__To do__
Would you set down every entry shown below, precisely as written?

Data listing
○ ○ ○ ○ ○ ○ ○
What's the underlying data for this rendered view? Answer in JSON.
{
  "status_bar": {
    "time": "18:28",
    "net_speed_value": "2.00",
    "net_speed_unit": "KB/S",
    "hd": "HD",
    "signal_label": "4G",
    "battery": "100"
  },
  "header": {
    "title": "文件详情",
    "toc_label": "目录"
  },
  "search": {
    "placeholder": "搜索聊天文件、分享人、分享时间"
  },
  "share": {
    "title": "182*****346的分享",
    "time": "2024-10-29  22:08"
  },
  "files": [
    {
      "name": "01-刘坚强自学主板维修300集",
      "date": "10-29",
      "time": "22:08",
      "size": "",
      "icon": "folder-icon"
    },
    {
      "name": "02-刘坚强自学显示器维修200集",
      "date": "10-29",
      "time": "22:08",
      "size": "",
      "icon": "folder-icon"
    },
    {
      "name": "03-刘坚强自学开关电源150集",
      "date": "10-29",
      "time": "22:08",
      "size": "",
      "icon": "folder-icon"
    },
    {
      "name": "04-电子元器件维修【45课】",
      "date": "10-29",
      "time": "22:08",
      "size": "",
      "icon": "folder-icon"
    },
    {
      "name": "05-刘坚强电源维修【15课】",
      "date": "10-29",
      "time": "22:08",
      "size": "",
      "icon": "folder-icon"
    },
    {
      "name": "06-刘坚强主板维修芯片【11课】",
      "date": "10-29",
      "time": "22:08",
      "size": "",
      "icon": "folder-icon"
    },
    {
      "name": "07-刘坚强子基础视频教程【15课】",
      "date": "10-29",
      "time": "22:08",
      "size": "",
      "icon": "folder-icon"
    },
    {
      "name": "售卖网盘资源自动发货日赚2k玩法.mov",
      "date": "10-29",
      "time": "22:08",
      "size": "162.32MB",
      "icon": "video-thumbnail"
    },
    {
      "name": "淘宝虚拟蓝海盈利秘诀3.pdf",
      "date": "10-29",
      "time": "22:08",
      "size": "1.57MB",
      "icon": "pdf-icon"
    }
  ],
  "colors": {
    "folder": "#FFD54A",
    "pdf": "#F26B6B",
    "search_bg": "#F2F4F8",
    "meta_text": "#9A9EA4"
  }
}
○ ○ ○ ○ ○ ○ ○
__Problem solution__
What's the underlying data for this rendered view? Answer in JSON.
{
  "status_bar": {
    "time": "18:28",
    "net_speed_value": "2.00",
    "net_speed_unit": "KB/S",
    "hd": "HD",
    "signal_label": "4G",
    "battery": "100"
  },
  "header": {
    "title": "文件详情",
    "toc_label": "目录"
  },
  "search": {
    "placeholder": "搜索聊天文件、分享人、分享时间"
  },
  "share": {
    "title": "182*****346的分享",
    "time": "2024-10-29  22:08"
  },
  "files": [
    {
      "name": "01-刘坚强自学主板维修300集",
      "date": "10-29",
      "time": "22:08",
      "size": "",
      "icon": "folder-icon"
    },
    {
      "name": "02-刘坚强自学显示器维修200集",
      "date": "10-29",
      "time": "22:08",
      "size": "",
      "icon": "folder-icon"
    },
    {
      "name": "03-刘坚强自学开关电源150集",
      "date": "10-29",
      "time": "22:08",
      "size": "",
      "icon": "folder-icon"
    },
    {
      "name": "04-电子元器件维修【45课】",
      "date": "10-29",
      "time": "22:08",
      "size": "",
      "icon": "folder-icon"
    },
    {
      "name": "05-刘坚强电源维修【15课】",
      "date": "10-29",
      "time": "22:08",
      "size": "",
      "icon": "folder-icon"
    },
    {
      "name": "06-刘坚强主板维修芯片【11课】",
      "date": "10-29",
      "time": "22:08",
      "size": "",
      "icon": "folder-icon"
    },
    {
      "name": "07-刘坚强子基础视频教程【15课】",
      "date": "10-29",
      "time": "22:08",
      "size": "",
      "icon": "folder-icon"
    },
    {
      "name": "售卖网盘资源自动发货日赚2k玩法.mov",
      "date": "10-29",
      "time": "22:08",
      "size": "162.32MB",
      "icon": "video-thumbnail"
    },
    {
      "name": "淘宝虚拟蓝海盈利秘诀3.pdf",
      "date": "10-29",
      "time": "22:08",
      "size": "1.57MB",
      "icon": "pdf-icon"
    }
  ],
  "colors": {
    "folder": "#FFD54A",
    "pdf": "#F26B6B",
    "search_bg": "#F2F4F8",
    "meta_text": "#9A9EA4"
  }
}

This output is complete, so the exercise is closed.